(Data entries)
____

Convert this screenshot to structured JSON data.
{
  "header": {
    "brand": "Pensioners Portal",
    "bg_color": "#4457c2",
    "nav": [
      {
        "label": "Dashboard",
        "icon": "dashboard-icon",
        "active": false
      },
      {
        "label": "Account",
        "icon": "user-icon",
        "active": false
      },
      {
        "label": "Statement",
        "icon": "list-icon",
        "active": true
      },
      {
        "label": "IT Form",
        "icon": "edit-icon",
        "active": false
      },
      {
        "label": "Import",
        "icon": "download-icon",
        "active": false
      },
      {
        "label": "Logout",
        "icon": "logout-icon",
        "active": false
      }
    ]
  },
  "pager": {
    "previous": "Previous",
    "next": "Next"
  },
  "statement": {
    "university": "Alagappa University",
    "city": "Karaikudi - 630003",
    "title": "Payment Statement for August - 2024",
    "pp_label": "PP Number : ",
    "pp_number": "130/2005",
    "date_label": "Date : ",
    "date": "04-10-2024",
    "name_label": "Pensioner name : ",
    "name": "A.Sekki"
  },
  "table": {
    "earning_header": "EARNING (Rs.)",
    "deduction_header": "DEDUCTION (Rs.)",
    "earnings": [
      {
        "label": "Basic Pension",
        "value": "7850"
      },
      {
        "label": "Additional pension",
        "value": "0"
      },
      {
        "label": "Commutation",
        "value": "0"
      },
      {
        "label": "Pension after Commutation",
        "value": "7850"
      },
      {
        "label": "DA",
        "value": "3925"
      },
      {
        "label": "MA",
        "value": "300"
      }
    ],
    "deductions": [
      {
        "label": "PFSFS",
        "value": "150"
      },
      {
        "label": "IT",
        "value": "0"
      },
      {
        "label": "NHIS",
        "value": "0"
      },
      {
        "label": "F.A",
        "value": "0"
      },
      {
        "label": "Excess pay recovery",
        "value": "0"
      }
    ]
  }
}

____

* Request:
Locate the word "icon" in the records and collect each line it appears in.

* Result for this exercise:
        "icon": "dashboard-icon",
        "icon": "user-icon",
        "icon": "list-icon",
        "icon": "edit-icon",
        "icon": "download-icon",
        "icon": "logout-icon",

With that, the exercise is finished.